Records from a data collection
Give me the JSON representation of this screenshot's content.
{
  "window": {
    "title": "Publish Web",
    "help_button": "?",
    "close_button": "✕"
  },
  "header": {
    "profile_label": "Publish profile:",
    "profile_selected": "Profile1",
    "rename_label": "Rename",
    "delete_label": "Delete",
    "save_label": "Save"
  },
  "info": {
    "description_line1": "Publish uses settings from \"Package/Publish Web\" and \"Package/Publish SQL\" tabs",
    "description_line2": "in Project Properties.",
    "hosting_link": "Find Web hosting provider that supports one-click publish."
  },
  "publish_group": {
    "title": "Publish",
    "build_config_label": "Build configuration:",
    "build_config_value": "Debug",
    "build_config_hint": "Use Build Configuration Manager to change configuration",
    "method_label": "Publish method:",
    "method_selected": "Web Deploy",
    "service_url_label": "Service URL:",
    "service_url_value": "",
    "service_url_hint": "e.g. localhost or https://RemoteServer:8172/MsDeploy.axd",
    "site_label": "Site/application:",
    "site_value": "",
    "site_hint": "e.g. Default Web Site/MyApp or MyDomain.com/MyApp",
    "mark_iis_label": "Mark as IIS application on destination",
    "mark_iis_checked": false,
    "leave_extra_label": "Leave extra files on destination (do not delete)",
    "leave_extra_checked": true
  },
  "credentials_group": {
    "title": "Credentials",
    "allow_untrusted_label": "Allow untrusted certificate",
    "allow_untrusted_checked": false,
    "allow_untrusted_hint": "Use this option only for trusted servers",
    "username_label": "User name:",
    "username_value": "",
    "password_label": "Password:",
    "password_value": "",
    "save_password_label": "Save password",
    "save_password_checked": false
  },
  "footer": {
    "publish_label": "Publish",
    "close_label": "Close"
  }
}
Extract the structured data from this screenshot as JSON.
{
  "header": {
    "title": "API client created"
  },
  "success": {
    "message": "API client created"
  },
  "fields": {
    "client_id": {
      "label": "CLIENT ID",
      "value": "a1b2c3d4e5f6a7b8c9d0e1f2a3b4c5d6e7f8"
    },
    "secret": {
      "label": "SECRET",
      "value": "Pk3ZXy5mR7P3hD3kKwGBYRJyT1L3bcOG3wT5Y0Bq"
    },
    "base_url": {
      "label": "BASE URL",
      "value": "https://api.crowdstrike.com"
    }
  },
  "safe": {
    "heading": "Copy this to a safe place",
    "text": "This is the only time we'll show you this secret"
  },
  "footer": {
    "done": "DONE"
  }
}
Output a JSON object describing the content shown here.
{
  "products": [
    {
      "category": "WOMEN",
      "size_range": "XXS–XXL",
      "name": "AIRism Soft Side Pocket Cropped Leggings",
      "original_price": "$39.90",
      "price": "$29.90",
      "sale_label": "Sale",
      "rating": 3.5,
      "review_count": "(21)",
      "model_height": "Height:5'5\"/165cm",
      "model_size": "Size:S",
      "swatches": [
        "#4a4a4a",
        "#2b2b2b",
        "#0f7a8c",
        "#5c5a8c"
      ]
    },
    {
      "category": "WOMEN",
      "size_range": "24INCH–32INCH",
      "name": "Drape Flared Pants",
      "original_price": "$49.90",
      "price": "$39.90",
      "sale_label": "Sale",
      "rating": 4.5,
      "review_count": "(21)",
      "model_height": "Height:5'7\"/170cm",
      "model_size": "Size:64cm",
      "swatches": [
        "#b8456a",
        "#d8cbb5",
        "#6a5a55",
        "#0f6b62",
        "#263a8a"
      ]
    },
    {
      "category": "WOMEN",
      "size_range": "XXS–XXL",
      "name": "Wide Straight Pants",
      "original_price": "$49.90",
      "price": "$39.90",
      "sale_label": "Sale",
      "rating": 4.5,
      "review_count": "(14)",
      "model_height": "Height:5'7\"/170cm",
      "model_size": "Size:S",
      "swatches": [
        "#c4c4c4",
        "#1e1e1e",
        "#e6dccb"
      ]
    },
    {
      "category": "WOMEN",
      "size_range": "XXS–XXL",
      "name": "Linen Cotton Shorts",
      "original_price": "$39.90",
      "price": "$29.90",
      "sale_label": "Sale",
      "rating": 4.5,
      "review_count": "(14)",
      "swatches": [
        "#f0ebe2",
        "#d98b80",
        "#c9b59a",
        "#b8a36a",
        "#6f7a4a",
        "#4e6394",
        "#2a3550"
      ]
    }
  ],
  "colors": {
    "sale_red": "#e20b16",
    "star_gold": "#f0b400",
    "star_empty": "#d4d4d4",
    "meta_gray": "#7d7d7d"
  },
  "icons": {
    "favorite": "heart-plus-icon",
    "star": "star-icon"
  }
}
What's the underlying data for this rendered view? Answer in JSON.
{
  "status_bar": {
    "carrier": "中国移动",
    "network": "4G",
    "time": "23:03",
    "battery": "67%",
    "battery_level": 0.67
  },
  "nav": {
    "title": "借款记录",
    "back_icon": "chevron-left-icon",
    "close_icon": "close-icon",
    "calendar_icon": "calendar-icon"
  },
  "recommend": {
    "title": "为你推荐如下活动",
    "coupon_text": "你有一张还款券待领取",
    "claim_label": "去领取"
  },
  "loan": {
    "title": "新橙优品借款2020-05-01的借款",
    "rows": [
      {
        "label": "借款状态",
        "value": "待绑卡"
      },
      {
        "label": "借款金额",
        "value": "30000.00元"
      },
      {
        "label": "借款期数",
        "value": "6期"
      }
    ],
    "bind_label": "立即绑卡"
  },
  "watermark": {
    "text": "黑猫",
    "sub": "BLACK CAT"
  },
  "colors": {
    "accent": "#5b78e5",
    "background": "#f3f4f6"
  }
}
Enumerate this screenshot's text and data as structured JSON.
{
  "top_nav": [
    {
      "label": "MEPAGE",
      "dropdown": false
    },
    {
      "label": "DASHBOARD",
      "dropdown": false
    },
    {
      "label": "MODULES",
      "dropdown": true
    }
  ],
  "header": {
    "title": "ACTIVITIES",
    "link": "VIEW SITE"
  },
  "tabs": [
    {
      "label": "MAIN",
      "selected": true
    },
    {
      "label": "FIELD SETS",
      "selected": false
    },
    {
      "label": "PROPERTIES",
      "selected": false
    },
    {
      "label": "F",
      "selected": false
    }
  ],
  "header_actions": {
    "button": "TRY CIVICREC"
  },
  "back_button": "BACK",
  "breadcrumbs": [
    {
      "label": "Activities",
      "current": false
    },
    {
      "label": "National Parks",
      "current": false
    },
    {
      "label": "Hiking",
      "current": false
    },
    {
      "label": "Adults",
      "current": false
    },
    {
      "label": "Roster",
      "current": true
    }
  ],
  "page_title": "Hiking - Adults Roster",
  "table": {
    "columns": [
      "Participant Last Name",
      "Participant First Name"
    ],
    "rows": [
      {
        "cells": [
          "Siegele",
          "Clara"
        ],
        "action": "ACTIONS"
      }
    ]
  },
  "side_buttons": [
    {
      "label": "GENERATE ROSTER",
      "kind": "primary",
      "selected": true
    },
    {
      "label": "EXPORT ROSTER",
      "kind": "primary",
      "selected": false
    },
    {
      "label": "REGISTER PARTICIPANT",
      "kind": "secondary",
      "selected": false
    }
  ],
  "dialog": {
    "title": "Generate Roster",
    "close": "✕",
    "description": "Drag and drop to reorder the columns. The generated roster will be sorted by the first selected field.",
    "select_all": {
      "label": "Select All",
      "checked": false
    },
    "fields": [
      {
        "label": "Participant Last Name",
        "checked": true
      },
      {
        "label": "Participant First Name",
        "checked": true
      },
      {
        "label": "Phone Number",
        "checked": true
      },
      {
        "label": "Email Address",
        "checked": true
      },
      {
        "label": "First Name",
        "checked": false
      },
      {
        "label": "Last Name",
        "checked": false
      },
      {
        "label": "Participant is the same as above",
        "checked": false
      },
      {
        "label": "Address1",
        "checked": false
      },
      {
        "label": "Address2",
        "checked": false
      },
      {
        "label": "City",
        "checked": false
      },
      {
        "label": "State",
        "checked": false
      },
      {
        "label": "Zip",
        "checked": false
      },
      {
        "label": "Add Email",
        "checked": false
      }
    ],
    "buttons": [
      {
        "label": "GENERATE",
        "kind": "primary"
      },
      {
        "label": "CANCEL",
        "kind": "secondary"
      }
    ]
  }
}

Challenge: Check each line of the listing above for the string "configuration", then report only how many lines have it.

Complete response: 2